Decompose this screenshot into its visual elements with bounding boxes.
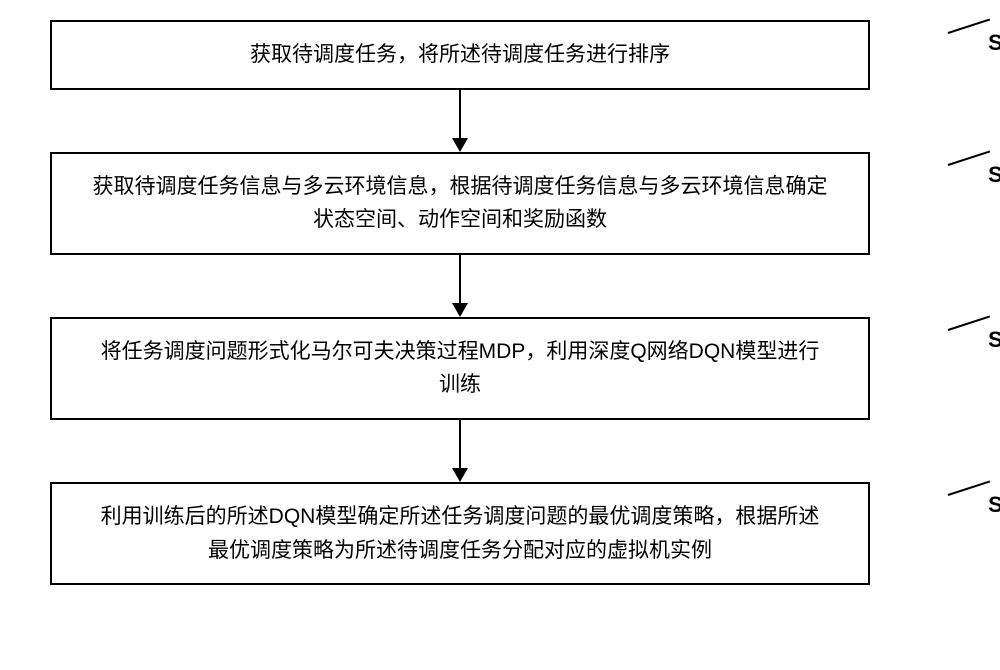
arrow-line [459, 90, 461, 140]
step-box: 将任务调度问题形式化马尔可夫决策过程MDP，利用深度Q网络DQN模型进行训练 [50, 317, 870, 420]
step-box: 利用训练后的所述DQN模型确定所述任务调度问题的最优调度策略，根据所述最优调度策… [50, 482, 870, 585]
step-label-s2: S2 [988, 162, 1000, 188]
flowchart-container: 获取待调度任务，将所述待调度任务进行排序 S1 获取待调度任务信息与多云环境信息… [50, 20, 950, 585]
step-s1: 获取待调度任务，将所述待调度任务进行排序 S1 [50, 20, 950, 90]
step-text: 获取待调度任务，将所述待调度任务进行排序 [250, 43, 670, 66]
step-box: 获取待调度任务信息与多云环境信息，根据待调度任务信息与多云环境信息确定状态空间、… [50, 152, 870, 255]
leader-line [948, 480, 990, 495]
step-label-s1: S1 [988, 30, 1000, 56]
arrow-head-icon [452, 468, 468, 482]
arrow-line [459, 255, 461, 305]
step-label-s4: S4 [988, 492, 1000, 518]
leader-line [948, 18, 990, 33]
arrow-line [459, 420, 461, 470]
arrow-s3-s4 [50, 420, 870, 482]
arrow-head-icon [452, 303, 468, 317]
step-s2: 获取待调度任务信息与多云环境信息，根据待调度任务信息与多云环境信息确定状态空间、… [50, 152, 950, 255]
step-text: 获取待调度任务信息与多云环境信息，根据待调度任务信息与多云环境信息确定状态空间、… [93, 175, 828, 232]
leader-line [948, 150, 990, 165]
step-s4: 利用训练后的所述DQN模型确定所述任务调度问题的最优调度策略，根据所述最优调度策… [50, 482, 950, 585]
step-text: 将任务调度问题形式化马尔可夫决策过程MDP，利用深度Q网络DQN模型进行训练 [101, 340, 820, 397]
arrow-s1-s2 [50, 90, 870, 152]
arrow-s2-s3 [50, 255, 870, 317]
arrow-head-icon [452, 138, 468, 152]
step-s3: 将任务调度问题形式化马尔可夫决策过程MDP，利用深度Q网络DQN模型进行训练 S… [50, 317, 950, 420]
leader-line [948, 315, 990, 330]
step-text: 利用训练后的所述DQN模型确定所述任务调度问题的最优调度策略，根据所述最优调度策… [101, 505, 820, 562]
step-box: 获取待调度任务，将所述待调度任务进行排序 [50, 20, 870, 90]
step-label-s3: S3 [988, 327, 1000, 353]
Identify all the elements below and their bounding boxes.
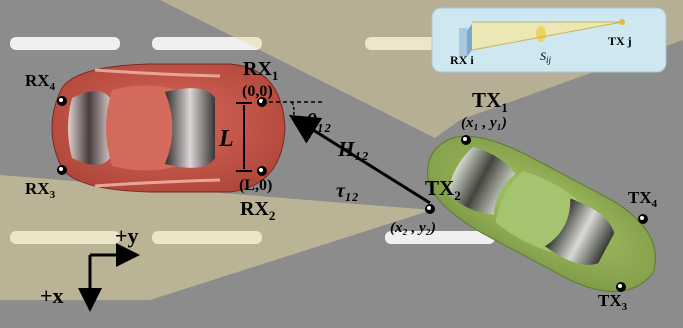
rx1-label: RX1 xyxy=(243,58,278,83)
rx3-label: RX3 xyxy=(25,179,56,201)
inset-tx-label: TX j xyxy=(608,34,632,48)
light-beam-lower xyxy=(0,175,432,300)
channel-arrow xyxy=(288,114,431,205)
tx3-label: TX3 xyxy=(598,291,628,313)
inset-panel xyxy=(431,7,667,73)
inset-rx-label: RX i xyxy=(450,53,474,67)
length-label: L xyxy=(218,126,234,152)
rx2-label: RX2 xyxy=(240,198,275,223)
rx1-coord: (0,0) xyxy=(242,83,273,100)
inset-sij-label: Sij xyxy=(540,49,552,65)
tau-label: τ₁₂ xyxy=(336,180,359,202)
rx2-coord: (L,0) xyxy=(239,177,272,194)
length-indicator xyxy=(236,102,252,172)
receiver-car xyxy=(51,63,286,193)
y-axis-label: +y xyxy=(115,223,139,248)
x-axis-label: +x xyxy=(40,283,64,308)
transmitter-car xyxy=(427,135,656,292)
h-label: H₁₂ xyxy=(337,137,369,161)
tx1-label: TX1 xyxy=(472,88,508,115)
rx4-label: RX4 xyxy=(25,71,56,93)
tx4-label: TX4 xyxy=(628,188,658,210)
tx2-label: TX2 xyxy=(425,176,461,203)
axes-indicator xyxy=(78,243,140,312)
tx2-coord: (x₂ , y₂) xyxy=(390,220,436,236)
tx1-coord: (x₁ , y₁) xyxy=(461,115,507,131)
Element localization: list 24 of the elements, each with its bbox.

◇ ◇ ◇ ◇

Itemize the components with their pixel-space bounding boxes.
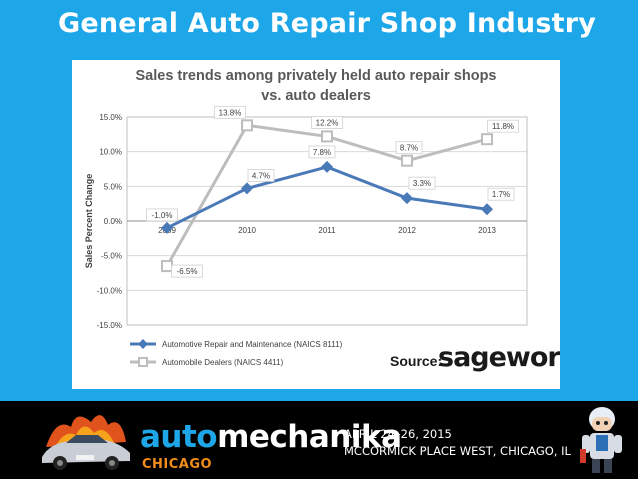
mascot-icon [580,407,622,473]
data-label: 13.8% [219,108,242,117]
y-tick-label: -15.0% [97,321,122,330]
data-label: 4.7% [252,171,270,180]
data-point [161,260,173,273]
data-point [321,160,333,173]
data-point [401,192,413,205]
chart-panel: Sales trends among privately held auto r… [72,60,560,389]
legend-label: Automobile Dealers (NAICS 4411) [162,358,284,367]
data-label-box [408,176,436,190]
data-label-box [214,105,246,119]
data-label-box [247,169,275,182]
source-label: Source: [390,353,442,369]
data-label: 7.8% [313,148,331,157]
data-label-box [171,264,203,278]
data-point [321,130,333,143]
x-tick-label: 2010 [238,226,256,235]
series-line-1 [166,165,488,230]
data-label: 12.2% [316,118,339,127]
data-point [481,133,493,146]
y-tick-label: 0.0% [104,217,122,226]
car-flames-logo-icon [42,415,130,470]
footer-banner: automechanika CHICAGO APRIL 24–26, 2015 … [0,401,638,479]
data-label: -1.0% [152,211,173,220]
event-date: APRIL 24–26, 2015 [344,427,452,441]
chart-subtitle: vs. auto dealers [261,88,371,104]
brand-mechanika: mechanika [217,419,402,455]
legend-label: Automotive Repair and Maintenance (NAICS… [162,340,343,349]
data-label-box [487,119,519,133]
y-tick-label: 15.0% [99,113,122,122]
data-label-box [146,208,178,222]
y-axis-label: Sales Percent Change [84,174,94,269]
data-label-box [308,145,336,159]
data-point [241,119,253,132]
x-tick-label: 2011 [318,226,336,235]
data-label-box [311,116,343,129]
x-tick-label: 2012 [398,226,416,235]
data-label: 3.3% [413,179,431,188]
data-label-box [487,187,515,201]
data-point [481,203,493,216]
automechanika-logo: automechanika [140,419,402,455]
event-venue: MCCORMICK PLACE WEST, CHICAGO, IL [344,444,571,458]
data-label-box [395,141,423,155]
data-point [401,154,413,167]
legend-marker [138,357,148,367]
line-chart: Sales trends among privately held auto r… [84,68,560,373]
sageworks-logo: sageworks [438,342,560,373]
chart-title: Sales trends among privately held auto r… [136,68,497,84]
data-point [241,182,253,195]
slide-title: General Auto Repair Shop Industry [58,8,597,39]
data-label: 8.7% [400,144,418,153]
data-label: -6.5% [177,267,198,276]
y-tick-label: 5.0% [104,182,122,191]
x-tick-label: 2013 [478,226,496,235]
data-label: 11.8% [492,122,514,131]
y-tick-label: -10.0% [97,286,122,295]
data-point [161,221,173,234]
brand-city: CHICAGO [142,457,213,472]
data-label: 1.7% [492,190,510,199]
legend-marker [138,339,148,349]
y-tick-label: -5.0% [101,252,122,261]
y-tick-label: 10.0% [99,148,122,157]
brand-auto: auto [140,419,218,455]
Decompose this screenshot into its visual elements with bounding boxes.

◇ ◇ ◇ ◇

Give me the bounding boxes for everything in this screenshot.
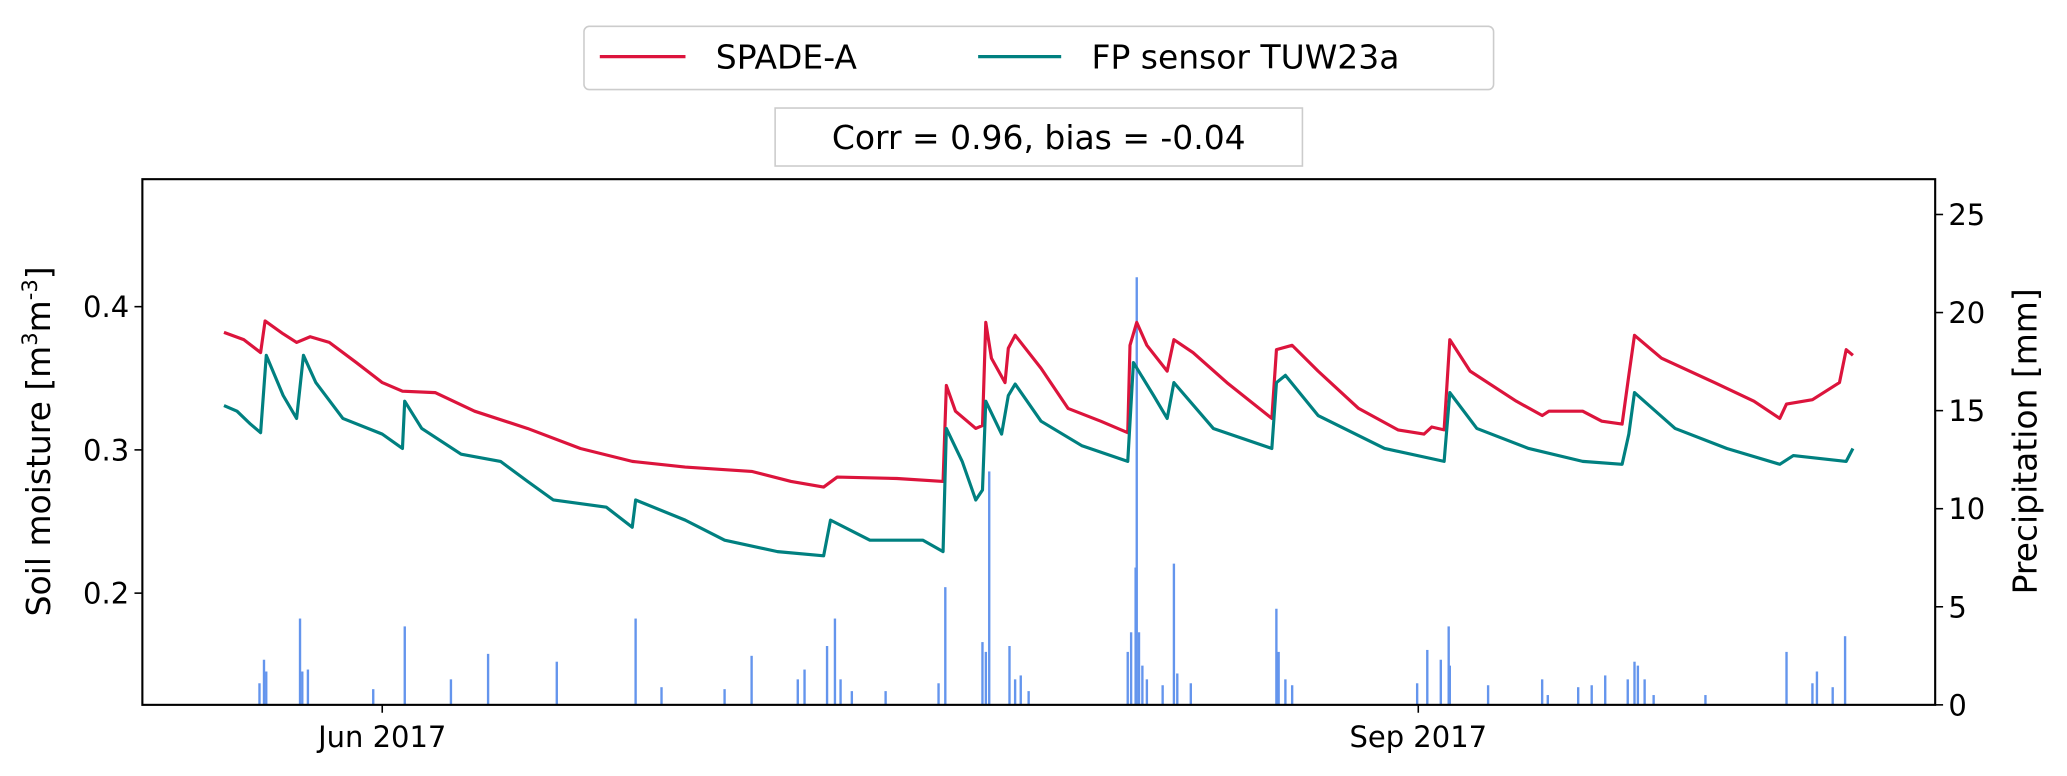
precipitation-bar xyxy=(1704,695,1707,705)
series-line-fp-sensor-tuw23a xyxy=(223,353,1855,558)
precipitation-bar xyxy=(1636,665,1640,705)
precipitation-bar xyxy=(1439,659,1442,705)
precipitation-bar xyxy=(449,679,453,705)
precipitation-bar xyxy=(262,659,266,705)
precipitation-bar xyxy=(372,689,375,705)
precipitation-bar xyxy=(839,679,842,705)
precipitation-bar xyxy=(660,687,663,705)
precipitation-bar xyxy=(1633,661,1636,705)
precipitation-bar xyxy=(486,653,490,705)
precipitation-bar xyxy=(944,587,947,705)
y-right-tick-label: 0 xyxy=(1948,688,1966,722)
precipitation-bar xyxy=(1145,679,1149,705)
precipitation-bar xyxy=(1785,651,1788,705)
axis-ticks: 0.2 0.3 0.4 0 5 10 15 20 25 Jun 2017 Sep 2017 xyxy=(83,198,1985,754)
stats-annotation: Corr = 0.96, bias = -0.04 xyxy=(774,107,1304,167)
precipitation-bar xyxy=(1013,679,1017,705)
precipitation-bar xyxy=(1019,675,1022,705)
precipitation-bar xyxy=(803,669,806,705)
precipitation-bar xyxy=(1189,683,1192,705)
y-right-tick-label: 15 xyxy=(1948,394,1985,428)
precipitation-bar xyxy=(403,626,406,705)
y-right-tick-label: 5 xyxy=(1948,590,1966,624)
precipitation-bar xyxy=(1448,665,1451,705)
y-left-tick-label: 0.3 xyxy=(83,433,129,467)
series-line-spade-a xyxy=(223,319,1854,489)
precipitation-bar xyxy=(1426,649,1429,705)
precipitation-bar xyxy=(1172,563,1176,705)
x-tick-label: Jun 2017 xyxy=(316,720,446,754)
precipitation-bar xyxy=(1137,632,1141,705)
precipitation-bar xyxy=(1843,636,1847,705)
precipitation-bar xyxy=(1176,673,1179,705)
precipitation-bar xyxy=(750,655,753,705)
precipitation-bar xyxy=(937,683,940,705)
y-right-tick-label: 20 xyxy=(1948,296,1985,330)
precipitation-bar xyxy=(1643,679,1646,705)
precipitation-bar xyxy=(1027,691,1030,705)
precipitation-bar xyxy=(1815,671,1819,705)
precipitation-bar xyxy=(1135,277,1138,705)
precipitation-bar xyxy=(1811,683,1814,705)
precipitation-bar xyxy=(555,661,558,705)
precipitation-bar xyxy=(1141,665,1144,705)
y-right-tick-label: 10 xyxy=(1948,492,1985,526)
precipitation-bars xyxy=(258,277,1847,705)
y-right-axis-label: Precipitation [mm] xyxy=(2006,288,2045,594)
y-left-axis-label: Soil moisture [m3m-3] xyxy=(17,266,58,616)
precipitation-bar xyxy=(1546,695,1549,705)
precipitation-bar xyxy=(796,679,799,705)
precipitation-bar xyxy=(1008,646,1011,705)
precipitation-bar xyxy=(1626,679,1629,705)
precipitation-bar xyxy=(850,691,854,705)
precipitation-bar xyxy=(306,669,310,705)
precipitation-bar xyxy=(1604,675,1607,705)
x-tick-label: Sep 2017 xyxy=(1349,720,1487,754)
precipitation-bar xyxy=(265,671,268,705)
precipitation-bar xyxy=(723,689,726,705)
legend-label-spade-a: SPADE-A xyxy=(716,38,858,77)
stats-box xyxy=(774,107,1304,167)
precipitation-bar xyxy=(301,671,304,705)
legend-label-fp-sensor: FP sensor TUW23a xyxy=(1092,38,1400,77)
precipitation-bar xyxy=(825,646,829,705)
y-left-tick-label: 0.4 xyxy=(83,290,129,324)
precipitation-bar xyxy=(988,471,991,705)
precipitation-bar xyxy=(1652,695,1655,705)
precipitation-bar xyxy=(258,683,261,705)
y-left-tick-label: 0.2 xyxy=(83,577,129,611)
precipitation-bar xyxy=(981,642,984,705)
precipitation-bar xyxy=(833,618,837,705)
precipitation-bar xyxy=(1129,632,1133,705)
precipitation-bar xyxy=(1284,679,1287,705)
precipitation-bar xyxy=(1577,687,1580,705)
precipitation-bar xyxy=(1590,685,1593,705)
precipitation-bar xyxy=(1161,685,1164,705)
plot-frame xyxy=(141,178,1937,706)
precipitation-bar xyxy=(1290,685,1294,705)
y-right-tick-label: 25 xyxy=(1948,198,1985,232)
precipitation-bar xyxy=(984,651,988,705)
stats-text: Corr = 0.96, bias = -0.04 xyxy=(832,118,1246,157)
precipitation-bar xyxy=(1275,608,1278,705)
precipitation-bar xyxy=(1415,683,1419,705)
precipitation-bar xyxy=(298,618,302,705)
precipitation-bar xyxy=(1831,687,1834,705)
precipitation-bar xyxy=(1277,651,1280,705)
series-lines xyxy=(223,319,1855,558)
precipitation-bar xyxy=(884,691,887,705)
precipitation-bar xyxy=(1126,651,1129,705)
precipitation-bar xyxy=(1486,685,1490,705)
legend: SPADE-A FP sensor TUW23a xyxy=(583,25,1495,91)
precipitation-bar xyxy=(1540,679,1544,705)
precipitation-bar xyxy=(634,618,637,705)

◇ ◇ ◇ ◇

- **What you will do**
Please pick out each row above that contains the word "bias", with case counting, and copy those rows in full.

- **Right answer**
stats-annotation: Corr = 0.96, bias = -0.04 xyxy=(774,107,1304,167)
stats-text: Corr = 0.96, bias = -0.04 xyxy=(832,118,1246,157)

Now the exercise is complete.